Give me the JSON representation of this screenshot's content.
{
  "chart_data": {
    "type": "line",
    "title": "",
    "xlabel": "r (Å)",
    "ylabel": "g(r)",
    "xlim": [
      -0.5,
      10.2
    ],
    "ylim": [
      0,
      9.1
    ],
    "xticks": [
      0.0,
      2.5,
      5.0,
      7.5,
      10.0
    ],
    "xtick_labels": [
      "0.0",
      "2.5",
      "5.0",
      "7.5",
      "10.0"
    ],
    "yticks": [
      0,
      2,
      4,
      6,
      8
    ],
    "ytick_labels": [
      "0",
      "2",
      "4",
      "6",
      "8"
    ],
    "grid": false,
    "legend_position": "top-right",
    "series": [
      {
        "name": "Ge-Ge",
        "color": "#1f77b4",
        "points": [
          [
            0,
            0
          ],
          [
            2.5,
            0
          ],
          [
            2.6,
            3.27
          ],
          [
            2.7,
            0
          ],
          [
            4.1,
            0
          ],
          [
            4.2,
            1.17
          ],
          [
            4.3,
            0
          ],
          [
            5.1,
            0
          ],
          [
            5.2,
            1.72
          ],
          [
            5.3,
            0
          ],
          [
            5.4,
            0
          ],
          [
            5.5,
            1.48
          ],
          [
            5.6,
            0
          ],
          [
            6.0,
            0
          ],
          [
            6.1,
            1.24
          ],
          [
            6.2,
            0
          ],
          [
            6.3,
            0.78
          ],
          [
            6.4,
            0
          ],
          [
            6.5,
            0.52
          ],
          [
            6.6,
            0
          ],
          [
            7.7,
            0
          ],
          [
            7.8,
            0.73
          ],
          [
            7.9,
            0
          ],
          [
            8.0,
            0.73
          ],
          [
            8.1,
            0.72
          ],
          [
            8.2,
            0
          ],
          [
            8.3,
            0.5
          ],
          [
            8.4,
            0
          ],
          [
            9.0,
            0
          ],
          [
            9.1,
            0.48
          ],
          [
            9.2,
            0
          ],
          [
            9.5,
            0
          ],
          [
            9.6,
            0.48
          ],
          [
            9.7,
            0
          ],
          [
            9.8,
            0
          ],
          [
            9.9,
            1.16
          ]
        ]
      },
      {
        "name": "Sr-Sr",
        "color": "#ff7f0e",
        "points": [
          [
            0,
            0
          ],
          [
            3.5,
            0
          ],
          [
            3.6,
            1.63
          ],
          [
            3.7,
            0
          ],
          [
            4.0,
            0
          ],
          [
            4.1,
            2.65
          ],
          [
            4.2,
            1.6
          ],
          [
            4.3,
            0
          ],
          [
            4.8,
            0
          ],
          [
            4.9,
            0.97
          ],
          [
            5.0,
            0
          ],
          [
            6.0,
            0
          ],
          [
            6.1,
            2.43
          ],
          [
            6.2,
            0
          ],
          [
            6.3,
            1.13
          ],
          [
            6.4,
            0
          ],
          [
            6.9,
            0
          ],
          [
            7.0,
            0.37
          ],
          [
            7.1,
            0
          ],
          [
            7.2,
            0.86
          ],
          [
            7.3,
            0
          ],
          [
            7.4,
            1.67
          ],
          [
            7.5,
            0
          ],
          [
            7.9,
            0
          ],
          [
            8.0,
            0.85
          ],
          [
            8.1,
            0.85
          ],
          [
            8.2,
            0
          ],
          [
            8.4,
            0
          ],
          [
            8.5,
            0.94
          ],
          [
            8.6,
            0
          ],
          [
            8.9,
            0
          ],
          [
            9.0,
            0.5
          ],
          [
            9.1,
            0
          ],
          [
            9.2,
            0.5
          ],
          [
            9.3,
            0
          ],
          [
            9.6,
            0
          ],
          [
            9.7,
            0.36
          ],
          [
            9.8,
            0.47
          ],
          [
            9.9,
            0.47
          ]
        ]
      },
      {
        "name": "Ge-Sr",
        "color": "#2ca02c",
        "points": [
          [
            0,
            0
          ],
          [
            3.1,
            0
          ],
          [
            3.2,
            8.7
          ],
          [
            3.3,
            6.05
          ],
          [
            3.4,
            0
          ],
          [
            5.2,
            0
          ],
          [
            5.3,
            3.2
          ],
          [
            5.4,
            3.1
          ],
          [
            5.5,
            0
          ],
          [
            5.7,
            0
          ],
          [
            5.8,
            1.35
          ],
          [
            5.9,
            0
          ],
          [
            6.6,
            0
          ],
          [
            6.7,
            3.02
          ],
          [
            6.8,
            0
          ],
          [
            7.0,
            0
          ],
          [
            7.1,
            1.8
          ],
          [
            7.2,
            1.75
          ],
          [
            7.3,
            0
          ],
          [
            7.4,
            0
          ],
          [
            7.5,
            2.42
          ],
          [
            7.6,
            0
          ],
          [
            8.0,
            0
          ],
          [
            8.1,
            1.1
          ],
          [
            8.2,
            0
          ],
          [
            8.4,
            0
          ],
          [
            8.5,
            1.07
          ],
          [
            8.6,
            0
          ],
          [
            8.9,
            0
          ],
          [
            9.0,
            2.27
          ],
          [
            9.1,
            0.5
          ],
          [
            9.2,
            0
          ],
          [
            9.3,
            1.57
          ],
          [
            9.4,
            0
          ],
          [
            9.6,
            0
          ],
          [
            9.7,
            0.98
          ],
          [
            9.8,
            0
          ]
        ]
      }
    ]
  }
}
^^^^
**What to produce**
Print out all the entries precisely as written.

**Full response**
Give me the JSON representation of this screenshot's content.
{
  "chart_data": {
    "type": "line",
    "title": "",
    "xlabel": "r (Å)",
    "ylabel": "g(r)",
    "xlim": [
      -0.5,
      10.2
    ],
    "ylim": [
      0,
      9.1
    ],
    "xticks": [
      0.0,
      2.5,
      5.0,
      7.5,
      10.0
    ],
    "xtick_labels": [
      "0.0",
      "2.5",
      "5.0",
      "7.5",
      "10.0"
    ],
    "yticks": [
      0,
      2,
      4,
      6,
      8
    ],
    "ytick_labels": [
      "0",
      "2",
      "4",
      "6",
      "8"
    ],
    "grid": false,
    "legend_position": "top-right",
    "series": [
      {
        "name": "Ge-Ge",
        "color": "#1f77b4",
        "points": [
          [
            0,
            0
          ],
          [
            2.5,
            0
          ],
          [
            2.6,
            3.27
          ],
          [
            2.7,
            0
          ],
          [
            4.1,
            0
          ],
          [
            4.2,
            1.17
          ],
          [
            4.3,
            0
          ],
          [
            5.1,
            0
          ],
          [
            5.2,
            1.72
          ],
          [
            5.3,
            0
          ],
          [
            5.4,
            0
          ],
          [
            5.5,
            1.48
          ],
          [
            5.6,
            0
          ],
          [
            6.0,
            0
          ],
          [
            6.1,
            1.24
          ],
          [
            6.2,
            0
          ],
          [
            6.3,
            0.78
          ],
          [
            6.4,
            0
          ],
          [
            6.5,
            0.52
          ],
          [
            6.6,
            0
          ],
          [
            7.7,
            0
          ],
          [
            7.8,
            0.73
          ],
          [
            7.9,
            0
          ],
          [
            8.0,
            0.73
          ],
          [
            8.1,
            0.72
          ],
          [
            8.2,
            0
          ],
          [
            8.3,
            0.5
          ],
          [
            8.4,
            0
          ],
          [
            9.0,
            0
          ],
          [
            9.1,
            0.48
          ],
          [
            9.2,
            0
          ],
          [
            9.5,
            0
          ],
          [
            9.6,
            0.48
          ],
          [
            9.7,
            0
          ],
          [
            9.8,
            0
          ],
          [
            9.9,
            1.16
          ]
        ]
      },
      {
        "name": "Sr-Sr",
        "color": "#ff7f0e",
        "points": [
          [
            0,
            0
          ],
          [
            3.5,
            0
          ],
          [
            3.6,
            1.63
          ],
          [
            3.7,
            0
          ],
          [
            4.0,
            0
          ],
          [
            4.1,
            2.65
          ],
          [
            4.2,
            1.6
          ],
          [
            4.3,
            0
          ],
          [
            4.8,
            0
          ],
          [
            4.9,
            0.97
          ],
          [
            5.0,
            0
          ],
          [
            6.0,
            0
          ],
          [
            6.1,
            2.43
          ],
          [
            6.2,
            0
          ],
          [
            6.3,
            1.13
          ],
          [
            6.4,
            0
          ],
          [
            6.9,
            0
          ],
          [
            7.0,
            0.37
          ],
          [
            7.1,
            0
          ],
          [
            7.2,
            0.86
          ],
          [
            7.3,
            0
          ],
          [
            7.4,
            1.67
          ],
          [
            7.5,
            0
          ],
          [
            7.9,
            0
          ],
          [
            8.0,
            0.85
          ],
          [
            8.1,
            0.85
          ],
          [
            8.2,
            0
          ],
          [
            8.4,
            0
          ],
          [
            8.5,
            0.94
          ],
          [
            8.6,
            0
          ],
          [
            8.9,
            0
          ],
          [
            9.0,
            0.5
          ],
          [
            9.1,
            0
          ],
          [
            9.2,
            0.5
          ],
          [
            9.3,
            0
          ],
          [
            9.6,
            0
          ],
          [
            9.7,
            0.36
          ],
          [
            9.8,
            0.47
          ],
          [
            9.9,
            0.47
          ]
        ]
      },
      {
        "name": "Ge-Sr",
        "color": "#2ca02c",
        "points": [
          [
            0,
            0
          ],
          [
            3.1,
            0
          ],
          [
            3.2,
            8.7
          ],
          [
            3.3,
            6.05
          ],
          [
            3.4,
            0
          ],
          [
            5.2,
            0
          ],
          [
            5.3,
            3.2
          ],
          [
            5.4,
            3.1
          ],
          [
            5.5,
            0
          ],
          [
            5.7,
            0
          ],
          [
            5.8,
            1.35
          ],
          [
            5.9,
            0
          ],
          [
            6.6,
            0
          ],
          [
            6.7,
            3.02
          ],
          [
            6.8,
            0
          ],
          [
            7.0,
            0
          ],
          [
            7.1,
            1.8
          ],
          [
            7.2,
            1.75
          ],
          [
            7.3,
            0
          ],
          [
            7.4,
            0
          ],
          [
            7.5,
            2.42
          ],
          [
            7.6,
            0
          ],
          [
            8.0,
            0
          ],
          [
            8.1,
            1.1
          ],
          [
            8.2,
            0
          ],
          [
            8.4,
            0
          ],
          [
            8.5,
            1.07
          ],
          [
            8.6,
            0
          ],
          [
            8.9,
            0
          ],
          [
            9.0,
            2.27
          ],
          [
            9.1,
            0.5
          ],
          [
            9.2,
            0
          ],
          [
            9.3,
            1.57
          ],
          [
            9.4,
            0
          ],
          [
            9.6,
            0
          ],
          [
            9.7,
            0.98
          ],
          [
            9.8,
            0
          ]
        ]
      }
    ]
  }
}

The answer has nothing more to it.